• _What you have to do_:
Transcribe every entry below word for word, but skip the pictures.

[Recorded data]
<<<<

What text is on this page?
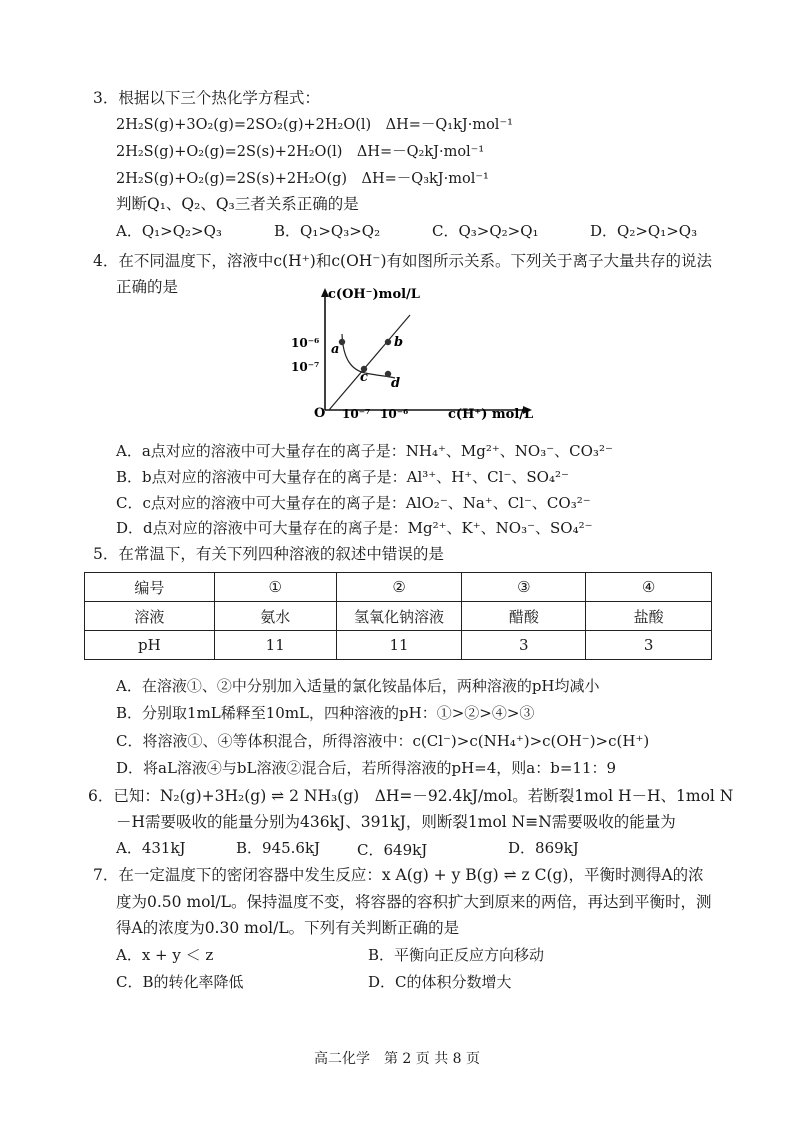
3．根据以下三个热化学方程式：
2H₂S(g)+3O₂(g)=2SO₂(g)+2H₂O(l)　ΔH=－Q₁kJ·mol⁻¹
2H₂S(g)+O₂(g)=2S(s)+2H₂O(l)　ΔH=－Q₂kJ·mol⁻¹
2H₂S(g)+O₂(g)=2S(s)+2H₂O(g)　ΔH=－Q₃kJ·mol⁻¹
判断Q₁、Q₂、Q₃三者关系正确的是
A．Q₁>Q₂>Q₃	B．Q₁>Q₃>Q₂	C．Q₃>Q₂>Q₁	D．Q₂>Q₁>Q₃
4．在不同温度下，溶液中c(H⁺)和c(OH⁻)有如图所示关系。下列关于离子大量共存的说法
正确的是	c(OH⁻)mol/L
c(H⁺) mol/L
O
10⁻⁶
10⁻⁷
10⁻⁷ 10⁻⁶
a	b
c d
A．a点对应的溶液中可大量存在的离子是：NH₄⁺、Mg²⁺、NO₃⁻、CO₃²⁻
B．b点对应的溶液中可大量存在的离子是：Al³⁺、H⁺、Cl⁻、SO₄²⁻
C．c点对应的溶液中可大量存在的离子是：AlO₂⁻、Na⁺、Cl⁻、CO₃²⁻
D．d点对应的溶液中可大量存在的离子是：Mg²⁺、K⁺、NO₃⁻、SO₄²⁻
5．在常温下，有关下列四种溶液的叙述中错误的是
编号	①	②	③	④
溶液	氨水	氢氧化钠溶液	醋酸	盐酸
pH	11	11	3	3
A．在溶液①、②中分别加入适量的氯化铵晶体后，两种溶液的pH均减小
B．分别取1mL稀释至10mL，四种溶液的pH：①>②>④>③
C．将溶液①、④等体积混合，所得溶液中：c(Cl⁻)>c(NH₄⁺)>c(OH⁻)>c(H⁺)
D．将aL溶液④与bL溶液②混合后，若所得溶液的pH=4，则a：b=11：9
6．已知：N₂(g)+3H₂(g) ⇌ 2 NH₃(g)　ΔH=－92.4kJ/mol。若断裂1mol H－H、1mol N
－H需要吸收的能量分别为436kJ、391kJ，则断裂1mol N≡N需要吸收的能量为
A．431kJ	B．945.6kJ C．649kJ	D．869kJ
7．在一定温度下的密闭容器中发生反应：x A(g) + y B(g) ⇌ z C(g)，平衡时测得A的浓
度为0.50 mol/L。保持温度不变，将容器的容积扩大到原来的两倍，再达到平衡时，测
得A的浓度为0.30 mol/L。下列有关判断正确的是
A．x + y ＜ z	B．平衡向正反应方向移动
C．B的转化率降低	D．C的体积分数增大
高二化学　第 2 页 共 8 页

>>>>

• _Exercise result_:
What text is on this page?
3．根据以下三个热化学方程式：
2H₂S(g)+3O₂(g)=2SO₂(g)+2H₂O(l)　ΔH=－Q₁kJ·mol⁻¹
2H₂S(g)+O₂(g)=2S(s)+2H₂O(l)　ΔH=－Q₂kJ·mol⁻¹
2H₂S(g)+O₂(g)=2S(s)+2H₂O(g)　ΔH=－Q₃kJ·mol⁻¹
判断Q₁、Q₂、Q₃三者关系正确的是
A．Q₁>Q₂>Q₃	B．Q₁>Q₃>Q₂	C．Q₃>Q₂>Q₁	D．Q₂>Q₁>Q₃
4．在不同温度下，溶液中c(H⁺)和c(OH⁻)有如图所示关系。下列关于离子大量共存的说法
正确的是	c(OH⁻)mol/L
c(H⁺) mol/L
O
10⁻⁶
10⁻⁷
10⁻⁷ 10⁻⁶
a	b
c d
A．a点对应的溶液中可大量存在的离子是：NH₄⁺、Mg²⁺、NO₃⁻、CO₃²⁻
B．b点对应的溶液中可大量存在的离子是：Al³⁺、H⁺、Cl⁻、SO₄²⁻
C．c点对应的溶液中可大量存在的离子是：AlO₂⁻、Na⁺、Cl⁻、CO₃²⁻
D．d点对应的溶液中可大量存在的离子是：Mg²⁺、K⁺、NO₃⁻、SO₄²⁻
5．在常温下，有关下列四种溶液的叙述中错误的是
编号	①	②	③	④
溶液	氨水	氢氧化钠溶液	醋酸	盐酸
pH	11	11	3	3
A．在溶液①、②中分别加入适量的氯化铵晶体后，两种溶液的pH均减小
B．分别取1mL稀释至10mL，四种溶液的pH：①>②>④>③
C．将溶液①、④等体积混合，所得溶液中：c(Cl⁻)>c(NH₄⁺)>c(OH⁻)>c(H⁺)
D．将aL溶液④与bL溶液②混合后，若所得溶液的pH=4，则a：b=11：9
6．已知：N₂(g)+3H₂(g) ⇌ 2 NH₃(g)　ΔH=－92.4kJ/mol。若断裂1mol H－H、1mol N
－H需要吸收的能量分别为436kJ、391kJ，则断裂1mol N≡N需要吸收的能量为
A．431kJ	B．945.6kJ C．649kJ	D．869kJ
7．在一定温度下的密闭容器中发生反应：x A(g) + y B(g) ⇌ z C(g)，平衡时测得A的浓
度为0.50 mol/L。保持温度不变，将容器的容积扩大到原来的两倍，再达到平衡时，测
得A的浓度为0.30 mol/L。下列有关判断正确的是
A．x + y ＜ z	B．平衡向正反应方向移动
C．B的转化率降低	D．C的体积分数增大
高二化学　第 2 页 共 8 页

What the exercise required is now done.